[Collected data]

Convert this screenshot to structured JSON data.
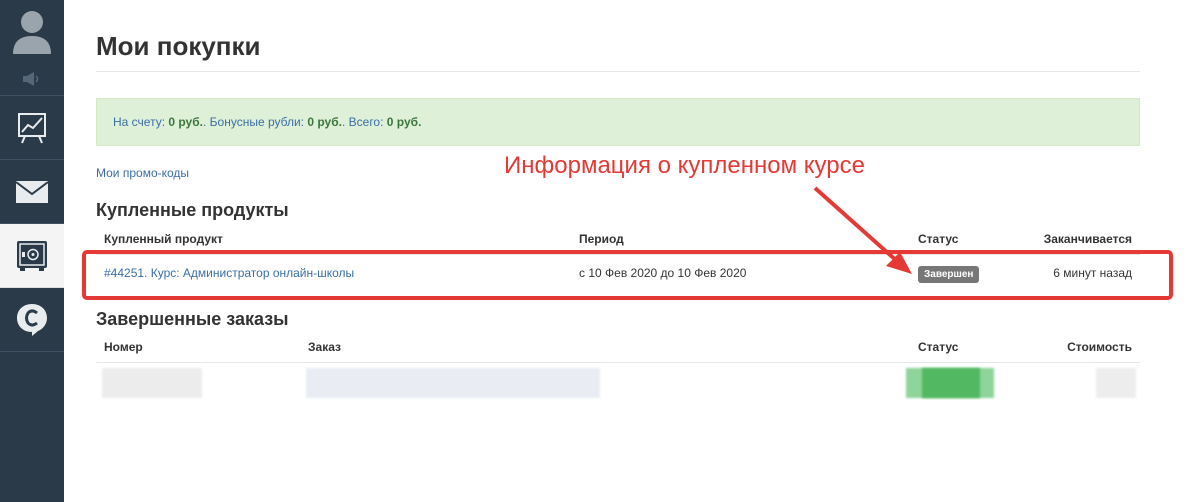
{
  "page": {
    "title": "Мои покупки"
  },
  "balance": {
    "account_label": "На счету:",
    "account_value": "0 руб.",
    "bonus_label": "Бонусные рубли:",
    "bonus_value": "0 руб.",
    "total_label": "Всего:",
    "total_value": "0 руб."
  },
  "promo_link": "Мои промо-коды",
  "purchased": {
    "title": "Купленные продукты",
    "columns": {
      "product": "Купленный продукт",
      "period": "Период",
      "status": "Статус",
      "expires": "Заканчивается"
    },
    "rows": [
      {
        "product": "#44251. Курс: Администратор онлайн-школы",
        "period": "с 10 Фев 2020 до 10 Фев 2020",
        "status": "Завершен",
        "expires": "6 минут назад"
      }
    ]
  },
  "orders": {
    "title": "Завершенные заказы",
    "columns": {
      "number": "Номер",
      "order": "Заказ",
      "status": "Статус",
      "cost": "Стоимость"
    }
  },
  "annotation": {
    "text": "Информация о купленном курсе",
    "color": "#e53935"
  },
  "sidebar": {
    "icons": [
      "user-icon",
      "speaker-icon",
      "chart-icon",
      "mail-icon",
      "safe-icon",
      "chat-c-icon"
    ]
  },
  "colors": {
    "sidebar": "#2b3a49",
    "link": "#3b6ea5",
    "success_bg": "#dff0d8",
    "badge": "#777777"
  }
}
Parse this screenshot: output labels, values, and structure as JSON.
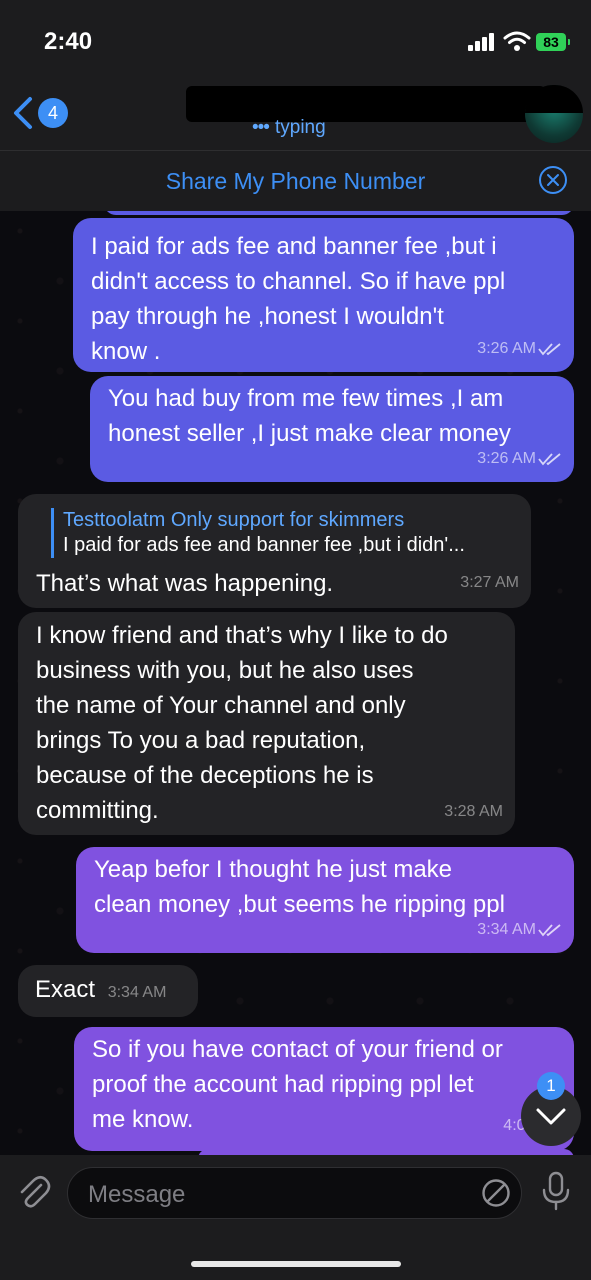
{
  "status_bar": {
    "time": "2:40",
    "battery": "83"
  },
  "header": {
    "unread_count": "4",
    "subtitle": "typing"
  },
  "pinned": {
    "label": "Share My Phone Number"
  },
  "messages": [
    {
      "dir": "out",
      "text": "I paid for ads fee and banner fee ,but i\ndidn't access to channel. So if have ppl\npay through he ,honest I wouldn't\nknow .",
      "time": "3:26 AM"
    },
    {
      "dir": "out",
      "text": "You had buy from me few times ,I am\nhonest seller ,I just make clear money",
      "time": "3:26 AM"
    },
    {
      "dir": "in",
      "reply_name": "Testtoolatm Only support for skimmers",
      "reply_text": "I paid for ads fee and banner fee ,but i didn'...",
      "text": "That’s what was happening.",
      "time": "3:27 AM"
    },
    {
      "dir": "in",
      "text": "I know friend and that’s why I like to do\nbusiness with you, but he also uses\nthe name of Your channel and only\nbrings To you a bad reputation,\nbecause of the deceptions he is\ncommitting.",
      "time": "3:28 AM"
    },
    {
      "dir": "out",
      "text": "Yeap befor I thought he just make\nclean money ,but seems he ripping ppl",
      "time": "3:34 AM"
    },
    {
      "dir": "in",
      "text": "Exact",
      "time": "3:34 AM"
    },
    {
      "dir": "out",
      "text": "So if you have contact of your friend or\nproof the account had  ripping ppl let\nme know.",
      "time": "4:07 AM"
    }
  ],
  "scroll_badge": "1",
  "composer": {
    "placeholder": "Message"
  },
  "colors": {
    "accent": "#3d8ff5",
    "outgoing_blue": "#5b5be3",
    "outgoing_purple": "#8052e0",
    "incoming": "#232326"
  }
}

_What needs to be done_: Report how many lines in the records hold the word "ripping", giving the number and nothing else.

_Result of the task_: 2